WRITTEN EXERCISE: Copy everything in the listing below word for word, apart from any images.

========

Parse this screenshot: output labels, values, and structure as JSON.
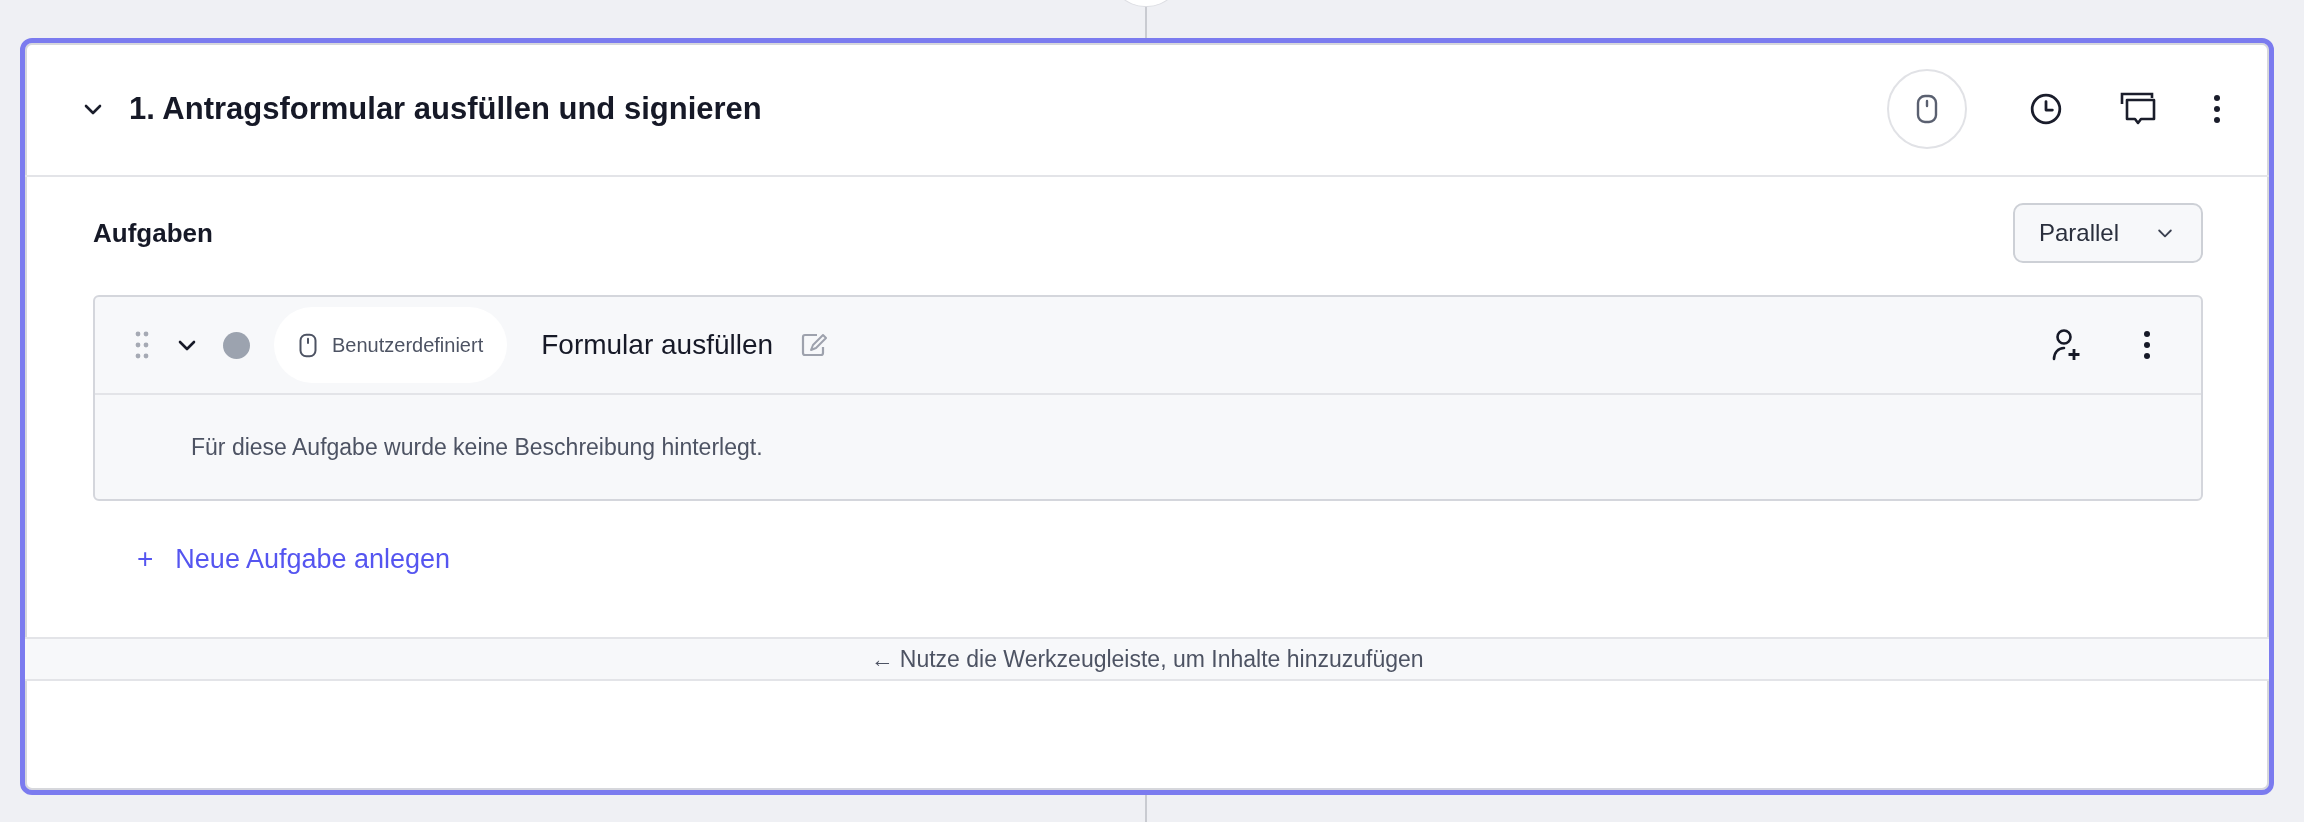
{
  "step": {
    "title": "1. Antragsformular ausfüllen und signieren",
    "expanded": true
  },
  "section": {
    "title": "Aufgaben",
    "mode_dropdown": "Parallel"
  },
  "tasks": [
    {
      "expanded": true,
      "color": "#9ca3af",
      "type_label": "Benutzerdefiniert",
      "name": "Formular ausfüllen",
      "description": "Für diese Aufgabe wurde keine Beschreibung hinterlegt."
    }
  ],
  "add_task": {
    "icon": "+",
    "label": "Neue Aufgabe anlegen"
  },
  "hint": "← Nutze die Werkzeugleiste, um Inhalte hinzuzufügen"
}
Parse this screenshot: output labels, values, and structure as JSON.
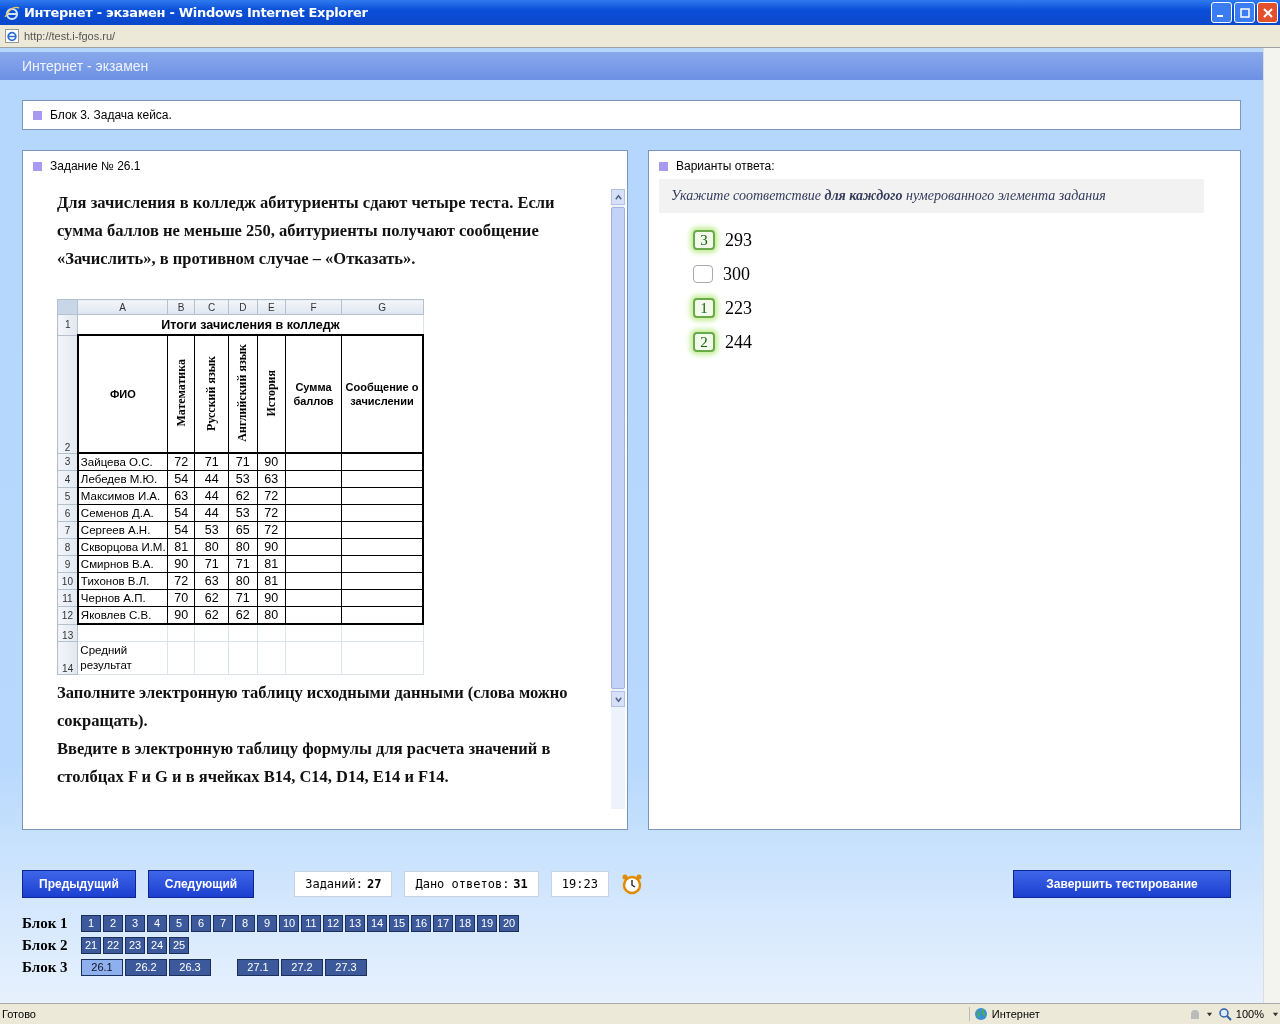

========

TASK ANSWER:
Parse this screenshot: output labels, values, and structure as JSON.
{
  "step": {
    "title": "1. Antragsformular ausfüllen und signieren",
    "expanded": true
  },
  "section": {
    "title": "Aufgaben",
    "mode_dropdown": "Parallel"
  },
  "tasks": [
    {
      "expanded": true,
      "color": "#9ca3af",
      "type_label": "Benutzerdefiniert",
      "name": "Formular ausfüllen",
      "description": "Für diese Aufgabe wurde keine Beschreibung hinterlegt."
    }
  ],
  "add_task": {
    "icon": "+",
    "label": "Neue Aufgabe anlegen"
  },
  "hint": "← Nutze die Werkzeugleiste, um Inhalte hinzuzufügen"
}
Parse this screenshot: output labels, values, and structure as JSON.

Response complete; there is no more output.